• [The problem]: Gather every line that includes the word "title", please.

• [The records]:
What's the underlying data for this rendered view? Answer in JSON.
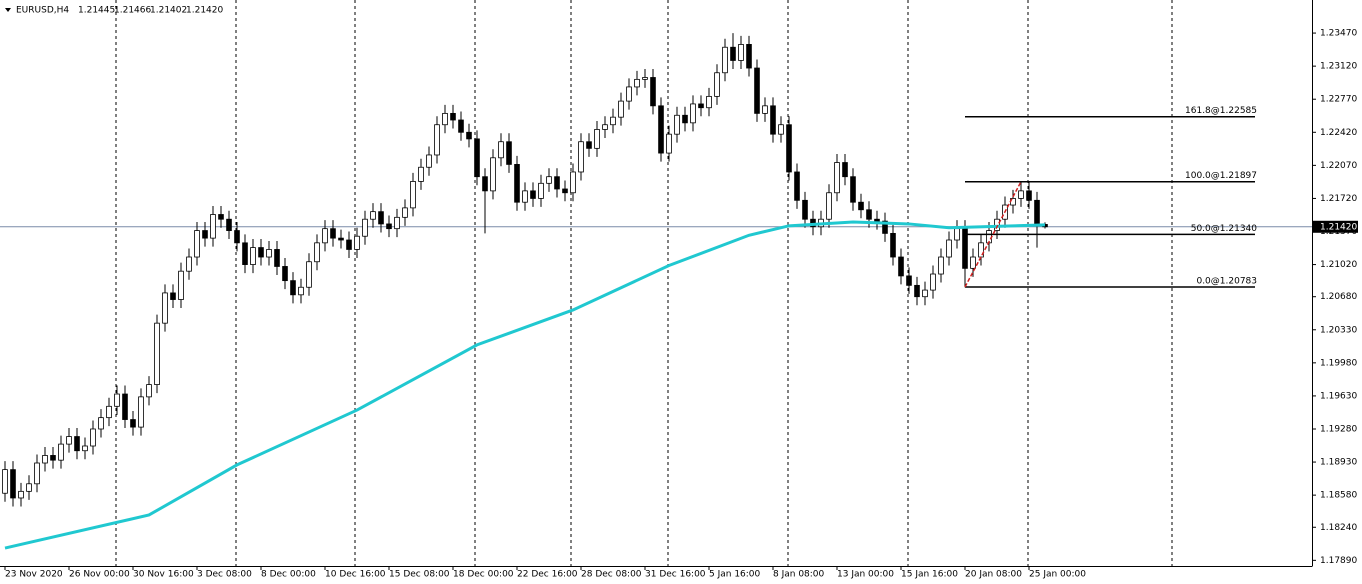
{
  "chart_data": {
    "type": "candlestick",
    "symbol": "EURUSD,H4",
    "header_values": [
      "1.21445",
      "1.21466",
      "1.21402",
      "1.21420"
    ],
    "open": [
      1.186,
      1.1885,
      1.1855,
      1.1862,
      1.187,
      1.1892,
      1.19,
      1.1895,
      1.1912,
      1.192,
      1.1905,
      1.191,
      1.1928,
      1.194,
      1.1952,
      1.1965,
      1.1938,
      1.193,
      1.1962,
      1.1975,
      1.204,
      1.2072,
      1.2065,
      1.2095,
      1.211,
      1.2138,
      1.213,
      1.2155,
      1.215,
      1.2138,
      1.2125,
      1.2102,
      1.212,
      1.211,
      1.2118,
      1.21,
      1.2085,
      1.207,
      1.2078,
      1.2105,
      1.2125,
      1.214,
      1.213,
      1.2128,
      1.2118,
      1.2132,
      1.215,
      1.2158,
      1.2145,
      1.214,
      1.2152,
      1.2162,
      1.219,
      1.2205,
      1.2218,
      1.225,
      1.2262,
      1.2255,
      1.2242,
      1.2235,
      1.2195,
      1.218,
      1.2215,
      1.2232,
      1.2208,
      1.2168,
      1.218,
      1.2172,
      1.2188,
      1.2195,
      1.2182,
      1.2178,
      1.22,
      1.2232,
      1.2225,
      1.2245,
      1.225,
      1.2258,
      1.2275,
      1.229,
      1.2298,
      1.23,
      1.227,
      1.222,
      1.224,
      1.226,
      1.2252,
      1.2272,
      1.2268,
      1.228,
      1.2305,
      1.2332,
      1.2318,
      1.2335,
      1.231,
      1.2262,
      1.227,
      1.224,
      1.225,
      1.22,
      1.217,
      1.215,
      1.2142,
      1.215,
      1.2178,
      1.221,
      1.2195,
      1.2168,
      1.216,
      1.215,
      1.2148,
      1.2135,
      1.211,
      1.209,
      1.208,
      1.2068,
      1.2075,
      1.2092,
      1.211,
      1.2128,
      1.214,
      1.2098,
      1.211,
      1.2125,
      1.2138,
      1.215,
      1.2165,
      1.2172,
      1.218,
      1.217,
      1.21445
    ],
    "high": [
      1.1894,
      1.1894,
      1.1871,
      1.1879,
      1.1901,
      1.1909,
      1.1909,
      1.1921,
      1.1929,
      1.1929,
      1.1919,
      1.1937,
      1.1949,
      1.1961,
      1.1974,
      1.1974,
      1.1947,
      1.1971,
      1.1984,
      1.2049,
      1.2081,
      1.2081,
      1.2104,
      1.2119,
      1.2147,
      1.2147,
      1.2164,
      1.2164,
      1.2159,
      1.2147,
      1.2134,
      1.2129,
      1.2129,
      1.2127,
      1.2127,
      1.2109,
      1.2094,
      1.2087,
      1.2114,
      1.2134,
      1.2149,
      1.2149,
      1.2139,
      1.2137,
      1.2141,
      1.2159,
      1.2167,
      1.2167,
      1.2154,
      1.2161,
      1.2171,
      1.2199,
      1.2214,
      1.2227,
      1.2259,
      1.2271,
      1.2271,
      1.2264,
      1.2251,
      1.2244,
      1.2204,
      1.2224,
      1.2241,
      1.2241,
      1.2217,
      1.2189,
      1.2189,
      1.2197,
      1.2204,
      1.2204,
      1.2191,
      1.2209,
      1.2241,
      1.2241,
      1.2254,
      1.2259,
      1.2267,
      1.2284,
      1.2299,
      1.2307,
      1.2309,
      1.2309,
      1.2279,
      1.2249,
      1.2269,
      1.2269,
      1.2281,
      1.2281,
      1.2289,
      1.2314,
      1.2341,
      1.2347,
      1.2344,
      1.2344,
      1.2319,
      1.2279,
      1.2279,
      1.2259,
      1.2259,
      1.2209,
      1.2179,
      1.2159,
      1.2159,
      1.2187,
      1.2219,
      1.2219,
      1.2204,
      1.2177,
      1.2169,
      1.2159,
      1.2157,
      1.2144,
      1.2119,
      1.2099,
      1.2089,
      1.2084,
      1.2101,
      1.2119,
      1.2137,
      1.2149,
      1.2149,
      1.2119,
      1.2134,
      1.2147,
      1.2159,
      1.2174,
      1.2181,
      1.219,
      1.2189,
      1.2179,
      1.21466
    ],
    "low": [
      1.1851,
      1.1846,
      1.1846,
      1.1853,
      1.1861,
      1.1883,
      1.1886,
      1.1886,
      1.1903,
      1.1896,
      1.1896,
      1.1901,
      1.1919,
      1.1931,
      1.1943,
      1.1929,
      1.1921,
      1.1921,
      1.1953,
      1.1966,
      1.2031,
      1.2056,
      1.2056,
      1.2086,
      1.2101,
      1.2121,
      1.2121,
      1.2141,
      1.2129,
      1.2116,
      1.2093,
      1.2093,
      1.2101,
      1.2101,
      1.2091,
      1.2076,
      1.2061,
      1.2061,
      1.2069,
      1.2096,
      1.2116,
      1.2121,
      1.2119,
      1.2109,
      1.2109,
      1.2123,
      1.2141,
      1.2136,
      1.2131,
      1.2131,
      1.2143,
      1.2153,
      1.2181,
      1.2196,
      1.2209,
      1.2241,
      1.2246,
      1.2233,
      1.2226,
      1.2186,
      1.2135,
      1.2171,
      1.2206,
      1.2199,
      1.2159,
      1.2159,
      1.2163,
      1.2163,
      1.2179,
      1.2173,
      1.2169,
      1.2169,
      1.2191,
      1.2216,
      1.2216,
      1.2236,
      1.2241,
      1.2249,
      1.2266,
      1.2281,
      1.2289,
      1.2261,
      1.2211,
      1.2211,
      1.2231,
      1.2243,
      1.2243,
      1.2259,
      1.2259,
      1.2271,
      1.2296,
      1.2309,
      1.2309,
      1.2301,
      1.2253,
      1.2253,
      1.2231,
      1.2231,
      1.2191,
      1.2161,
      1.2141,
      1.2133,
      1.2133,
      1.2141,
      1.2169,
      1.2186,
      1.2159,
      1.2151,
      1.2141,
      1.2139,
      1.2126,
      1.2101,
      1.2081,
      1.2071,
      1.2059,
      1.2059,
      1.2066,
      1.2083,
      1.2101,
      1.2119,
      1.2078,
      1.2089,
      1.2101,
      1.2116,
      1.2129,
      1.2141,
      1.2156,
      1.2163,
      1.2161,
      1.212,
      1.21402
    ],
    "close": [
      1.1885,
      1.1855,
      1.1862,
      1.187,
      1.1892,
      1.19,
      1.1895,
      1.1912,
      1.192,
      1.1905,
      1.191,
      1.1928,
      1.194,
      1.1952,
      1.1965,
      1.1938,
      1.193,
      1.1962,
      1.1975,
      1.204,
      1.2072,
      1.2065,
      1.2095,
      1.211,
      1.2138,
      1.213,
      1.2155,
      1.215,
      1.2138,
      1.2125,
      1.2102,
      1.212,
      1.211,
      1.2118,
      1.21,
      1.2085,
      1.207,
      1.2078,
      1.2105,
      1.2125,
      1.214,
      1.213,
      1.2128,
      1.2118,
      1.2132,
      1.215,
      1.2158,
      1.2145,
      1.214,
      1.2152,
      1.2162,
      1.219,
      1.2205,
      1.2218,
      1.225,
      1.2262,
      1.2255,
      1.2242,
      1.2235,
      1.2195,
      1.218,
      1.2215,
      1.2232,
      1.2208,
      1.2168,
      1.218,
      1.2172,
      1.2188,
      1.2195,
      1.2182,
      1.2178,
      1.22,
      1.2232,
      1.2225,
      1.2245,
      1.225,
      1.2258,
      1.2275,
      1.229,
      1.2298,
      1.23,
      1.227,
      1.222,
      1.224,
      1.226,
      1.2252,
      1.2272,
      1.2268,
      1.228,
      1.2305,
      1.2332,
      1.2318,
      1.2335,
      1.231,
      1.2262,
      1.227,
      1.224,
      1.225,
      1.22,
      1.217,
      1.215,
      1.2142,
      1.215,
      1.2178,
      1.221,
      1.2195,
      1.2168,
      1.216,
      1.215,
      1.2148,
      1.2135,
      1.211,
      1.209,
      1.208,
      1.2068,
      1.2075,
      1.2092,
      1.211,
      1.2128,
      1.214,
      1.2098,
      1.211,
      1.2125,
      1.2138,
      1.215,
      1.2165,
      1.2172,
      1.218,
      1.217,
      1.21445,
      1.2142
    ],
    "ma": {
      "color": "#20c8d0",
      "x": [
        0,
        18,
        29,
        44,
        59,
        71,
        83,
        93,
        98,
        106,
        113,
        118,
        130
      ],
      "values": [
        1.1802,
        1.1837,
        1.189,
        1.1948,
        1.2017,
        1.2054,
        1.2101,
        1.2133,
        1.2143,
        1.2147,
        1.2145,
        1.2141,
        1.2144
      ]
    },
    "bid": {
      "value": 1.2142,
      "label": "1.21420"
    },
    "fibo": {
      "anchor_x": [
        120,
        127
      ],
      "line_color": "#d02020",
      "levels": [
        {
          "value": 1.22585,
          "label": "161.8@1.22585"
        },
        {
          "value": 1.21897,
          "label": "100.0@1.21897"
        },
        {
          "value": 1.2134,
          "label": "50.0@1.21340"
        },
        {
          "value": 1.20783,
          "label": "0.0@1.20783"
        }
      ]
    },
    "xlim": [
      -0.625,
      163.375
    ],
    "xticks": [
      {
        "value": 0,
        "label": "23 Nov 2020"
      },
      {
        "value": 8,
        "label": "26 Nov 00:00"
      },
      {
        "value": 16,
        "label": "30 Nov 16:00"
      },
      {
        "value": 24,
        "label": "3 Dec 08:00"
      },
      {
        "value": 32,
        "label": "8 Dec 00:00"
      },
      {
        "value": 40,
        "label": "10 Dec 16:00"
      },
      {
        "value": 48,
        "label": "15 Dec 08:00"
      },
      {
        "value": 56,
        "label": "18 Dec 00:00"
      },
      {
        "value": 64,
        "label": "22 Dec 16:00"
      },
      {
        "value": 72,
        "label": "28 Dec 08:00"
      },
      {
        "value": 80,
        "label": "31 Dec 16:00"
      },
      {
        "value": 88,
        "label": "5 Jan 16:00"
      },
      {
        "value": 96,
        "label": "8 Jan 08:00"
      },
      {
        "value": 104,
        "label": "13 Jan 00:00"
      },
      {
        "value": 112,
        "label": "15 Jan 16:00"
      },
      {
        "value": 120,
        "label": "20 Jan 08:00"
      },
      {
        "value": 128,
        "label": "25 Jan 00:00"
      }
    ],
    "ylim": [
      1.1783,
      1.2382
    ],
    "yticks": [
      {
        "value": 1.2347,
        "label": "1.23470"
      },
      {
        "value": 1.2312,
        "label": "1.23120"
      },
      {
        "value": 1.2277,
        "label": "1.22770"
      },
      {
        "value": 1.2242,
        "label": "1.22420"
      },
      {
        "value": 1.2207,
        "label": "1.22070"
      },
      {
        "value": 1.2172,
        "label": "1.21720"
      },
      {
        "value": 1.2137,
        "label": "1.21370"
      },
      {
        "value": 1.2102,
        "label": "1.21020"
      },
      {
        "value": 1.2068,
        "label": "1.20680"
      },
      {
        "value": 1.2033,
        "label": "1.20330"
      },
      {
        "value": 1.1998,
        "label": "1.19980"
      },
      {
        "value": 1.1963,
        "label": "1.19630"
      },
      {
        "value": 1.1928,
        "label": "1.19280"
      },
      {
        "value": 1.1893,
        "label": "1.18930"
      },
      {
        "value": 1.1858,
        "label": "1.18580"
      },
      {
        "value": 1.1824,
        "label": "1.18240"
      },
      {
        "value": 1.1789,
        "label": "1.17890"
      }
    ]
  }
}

--

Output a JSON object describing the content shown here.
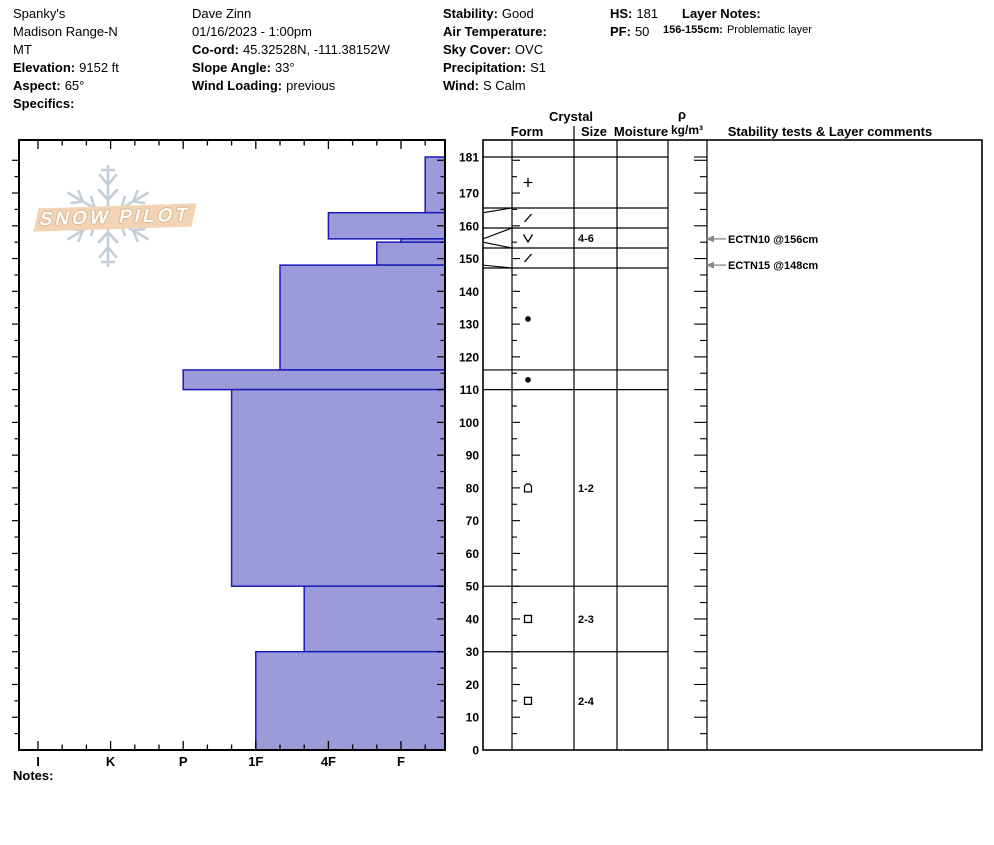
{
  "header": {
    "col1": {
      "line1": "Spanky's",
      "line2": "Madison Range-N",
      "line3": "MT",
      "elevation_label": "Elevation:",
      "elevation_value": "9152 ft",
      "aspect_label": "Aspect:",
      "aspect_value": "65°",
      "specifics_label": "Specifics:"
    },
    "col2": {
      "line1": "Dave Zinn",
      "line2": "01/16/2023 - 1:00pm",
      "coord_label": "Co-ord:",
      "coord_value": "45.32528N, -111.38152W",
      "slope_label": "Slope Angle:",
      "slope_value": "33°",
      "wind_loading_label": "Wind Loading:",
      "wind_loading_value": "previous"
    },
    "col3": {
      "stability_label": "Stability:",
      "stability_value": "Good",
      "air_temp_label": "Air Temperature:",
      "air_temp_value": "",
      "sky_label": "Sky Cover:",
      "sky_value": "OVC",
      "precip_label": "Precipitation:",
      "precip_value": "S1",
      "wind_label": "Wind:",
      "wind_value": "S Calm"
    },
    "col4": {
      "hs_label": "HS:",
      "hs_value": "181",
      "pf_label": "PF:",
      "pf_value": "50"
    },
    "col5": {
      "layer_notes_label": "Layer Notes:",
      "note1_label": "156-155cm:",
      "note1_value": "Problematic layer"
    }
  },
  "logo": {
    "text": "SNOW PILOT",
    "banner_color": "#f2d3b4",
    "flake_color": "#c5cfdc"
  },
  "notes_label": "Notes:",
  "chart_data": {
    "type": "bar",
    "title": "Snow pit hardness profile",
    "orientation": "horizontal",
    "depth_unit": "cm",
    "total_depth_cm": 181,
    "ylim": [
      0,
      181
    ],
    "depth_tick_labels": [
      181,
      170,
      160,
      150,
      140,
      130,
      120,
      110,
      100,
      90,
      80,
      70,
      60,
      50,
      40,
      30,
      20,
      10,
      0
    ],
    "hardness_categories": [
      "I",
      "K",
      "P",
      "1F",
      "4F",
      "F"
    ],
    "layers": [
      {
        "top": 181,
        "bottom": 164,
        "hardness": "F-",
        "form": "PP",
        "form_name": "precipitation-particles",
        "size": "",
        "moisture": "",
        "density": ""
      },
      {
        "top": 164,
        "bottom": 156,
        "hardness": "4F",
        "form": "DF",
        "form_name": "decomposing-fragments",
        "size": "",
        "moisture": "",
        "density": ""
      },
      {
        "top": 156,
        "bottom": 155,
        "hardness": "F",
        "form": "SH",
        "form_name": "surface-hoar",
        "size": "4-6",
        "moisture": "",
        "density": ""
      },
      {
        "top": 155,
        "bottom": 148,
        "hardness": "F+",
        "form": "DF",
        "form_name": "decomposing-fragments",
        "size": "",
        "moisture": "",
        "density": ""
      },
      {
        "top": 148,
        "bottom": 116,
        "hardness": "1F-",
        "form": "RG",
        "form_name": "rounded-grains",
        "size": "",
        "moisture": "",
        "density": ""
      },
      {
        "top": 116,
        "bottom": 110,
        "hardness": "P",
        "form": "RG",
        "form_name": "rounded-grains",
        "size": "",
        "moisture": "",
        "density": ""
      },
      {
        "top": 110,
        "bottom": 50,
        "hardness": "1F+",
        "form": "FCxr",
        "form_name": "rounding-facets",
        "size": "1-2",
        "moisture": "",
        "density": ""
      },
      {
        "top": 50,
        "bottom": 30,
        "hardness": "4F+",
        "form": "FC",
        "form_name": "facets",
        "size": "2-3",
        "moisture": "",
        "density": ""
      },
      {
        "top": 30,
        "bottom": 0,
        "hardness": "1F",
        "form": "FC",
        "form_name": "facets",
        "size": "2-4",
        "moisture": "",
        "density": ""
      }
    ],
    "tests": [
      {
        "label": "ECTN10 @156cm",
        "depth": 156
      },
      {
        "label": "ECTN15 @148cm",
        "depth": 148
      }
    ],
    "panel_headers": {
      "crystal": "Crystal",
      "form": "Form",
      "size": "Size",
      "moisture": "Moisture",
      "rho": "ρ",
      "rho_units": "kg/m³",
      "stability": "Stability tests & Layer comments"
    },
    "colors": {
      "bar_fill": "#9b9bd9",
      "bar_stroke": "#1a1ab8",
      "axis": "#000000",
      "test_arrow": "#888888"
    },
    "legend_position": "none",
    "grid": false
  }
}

==

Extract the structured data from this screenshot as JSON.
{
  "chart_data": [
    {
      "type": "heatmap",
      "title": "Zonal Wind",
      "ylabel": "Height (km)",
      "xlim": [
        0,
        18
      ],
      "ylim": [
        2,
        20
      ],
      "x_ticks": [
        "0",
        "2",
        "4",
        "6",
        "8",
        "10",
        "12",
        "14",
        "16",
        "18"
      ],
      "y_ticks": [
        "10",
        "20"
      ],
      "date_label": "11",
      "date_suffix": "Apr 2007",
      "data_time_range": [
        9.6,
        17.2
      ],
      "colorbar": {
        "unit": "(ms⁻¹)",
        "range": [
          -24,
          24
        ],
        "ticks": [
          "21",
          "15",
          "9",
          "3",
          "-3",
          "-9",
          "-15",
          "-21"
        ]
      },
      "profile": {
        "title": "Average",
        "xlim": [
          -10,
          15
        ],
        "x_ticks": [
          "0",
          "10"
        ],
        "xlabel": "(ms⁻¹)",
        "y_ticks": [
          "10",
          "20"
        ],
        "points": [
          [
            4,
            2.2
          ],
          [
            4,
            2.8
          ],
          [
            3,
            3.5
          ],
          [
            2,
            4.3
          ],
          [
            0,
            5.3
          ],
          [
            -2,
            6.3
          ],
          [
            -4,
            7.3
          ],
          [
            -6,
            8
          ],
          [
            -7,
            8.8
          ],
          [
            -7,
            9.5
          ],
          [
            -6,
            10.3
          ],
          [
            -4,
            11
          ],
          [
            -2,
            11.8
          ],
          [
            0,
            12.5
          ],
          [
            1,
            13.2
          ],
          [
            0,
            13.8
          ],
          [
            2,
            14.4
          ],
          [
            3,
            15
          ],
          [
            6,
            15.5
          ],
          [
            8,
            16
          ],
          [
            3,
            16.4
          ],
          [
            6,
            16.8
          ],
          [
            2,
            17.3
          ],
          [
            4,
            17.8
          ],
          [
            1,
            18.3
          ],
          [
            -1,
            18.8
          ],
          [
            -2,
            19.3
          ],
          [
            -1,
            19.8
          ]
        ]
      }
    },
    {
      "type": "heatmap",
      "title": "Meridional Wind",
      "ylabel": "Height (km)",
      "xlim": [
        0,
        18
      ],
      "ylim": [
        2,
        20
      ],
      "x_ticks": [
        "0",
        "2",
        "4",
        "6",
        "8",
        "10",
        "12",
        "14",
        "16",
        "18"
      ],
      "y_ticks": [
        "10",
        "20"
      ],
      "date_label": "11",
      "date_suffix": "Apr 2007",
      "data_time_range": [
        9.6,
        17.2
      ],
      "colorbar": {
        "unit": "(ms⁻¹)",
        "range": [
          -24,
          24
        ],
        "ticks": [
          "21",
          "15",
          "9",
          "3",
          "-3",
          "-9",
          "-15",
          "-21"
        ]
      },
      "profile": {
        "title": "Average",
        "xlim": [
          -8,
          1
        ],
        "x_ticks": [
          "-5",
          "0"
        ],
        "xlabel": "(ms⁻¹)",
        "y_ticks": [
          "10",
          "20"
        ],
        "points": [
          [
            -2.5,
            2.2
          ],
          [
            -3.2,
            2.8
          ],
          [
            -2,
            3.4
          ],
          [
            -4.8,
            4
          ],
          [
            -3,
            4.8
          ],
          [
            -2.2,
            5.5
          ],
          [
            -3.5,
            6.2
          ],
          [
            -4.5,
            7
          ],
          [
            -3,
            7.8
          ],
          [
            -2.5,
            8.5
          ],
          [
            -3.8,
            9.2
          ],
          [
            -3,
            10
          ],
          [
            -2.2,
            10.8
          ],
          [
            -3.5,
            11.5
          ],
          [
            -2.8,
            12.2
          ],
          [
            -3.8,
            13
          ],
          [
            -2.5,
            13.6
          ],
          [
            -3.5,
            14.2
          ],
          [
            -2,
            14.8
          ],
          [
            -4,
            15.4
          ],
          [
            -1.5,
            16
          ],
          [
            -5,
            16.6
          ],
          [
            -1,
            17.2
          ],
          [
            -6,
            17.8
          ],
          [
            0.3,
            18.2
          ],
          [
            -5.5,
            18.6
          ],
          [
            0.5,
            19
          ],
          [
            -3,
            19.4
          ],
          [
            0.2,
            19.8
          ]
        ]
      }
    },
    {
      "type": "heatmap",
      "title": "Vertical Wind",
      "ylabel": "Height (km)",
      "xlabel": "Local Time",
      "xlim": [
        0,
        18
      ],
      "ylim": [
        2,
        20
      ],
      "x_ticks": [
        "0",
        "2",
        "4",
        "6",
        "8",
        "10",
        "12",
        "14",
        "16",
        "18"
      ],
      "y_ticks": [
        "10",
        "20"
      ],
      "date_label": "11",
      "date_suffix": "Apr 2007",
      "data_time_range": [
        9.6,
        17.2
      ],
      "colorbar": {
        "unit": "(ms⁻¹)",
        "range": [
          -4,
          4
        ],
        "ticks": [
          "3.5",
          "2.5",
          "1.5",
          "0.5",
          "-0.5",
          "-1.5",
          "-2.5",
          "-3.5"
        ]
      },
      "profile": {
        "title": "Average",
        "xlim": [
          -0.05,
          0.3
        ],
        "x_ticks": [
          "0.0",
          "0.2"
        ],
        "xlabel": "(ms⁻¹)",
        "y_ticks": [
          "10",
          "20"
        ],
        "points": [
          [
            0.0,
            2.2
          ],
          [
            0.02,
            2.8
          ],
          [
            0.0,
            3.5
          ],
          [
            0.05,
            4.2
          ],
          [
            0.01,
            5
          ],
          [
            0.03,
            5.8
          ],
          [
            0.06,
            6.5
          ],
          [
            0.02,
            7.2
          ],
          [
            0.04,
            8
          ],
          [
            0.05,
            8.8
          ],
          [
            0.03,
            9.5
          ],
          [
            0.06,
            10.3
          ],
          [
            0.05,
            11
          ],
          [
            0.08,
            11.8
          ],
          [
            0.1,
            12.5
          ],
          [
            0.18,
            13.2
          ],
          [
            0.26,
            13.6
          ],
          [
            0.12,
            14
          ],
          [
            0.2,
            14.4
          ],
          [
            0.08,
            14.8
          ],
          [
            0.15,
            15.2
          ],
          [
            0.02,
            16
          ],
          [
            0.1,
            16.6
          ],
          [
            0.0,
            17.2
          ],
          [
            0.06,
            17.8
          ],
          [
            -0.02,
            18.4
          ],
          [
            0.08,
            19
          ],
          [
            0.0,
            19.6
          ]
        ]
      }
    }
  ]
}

• [Correct output]:
    "title": "Snow pit hardness profile",
      "title": "Zonal Wind",
        "title": "Average",
      "title": "Meridional Wind",
        "title": "Average",
      "title": "Vertical Wind",
        "title": "Average",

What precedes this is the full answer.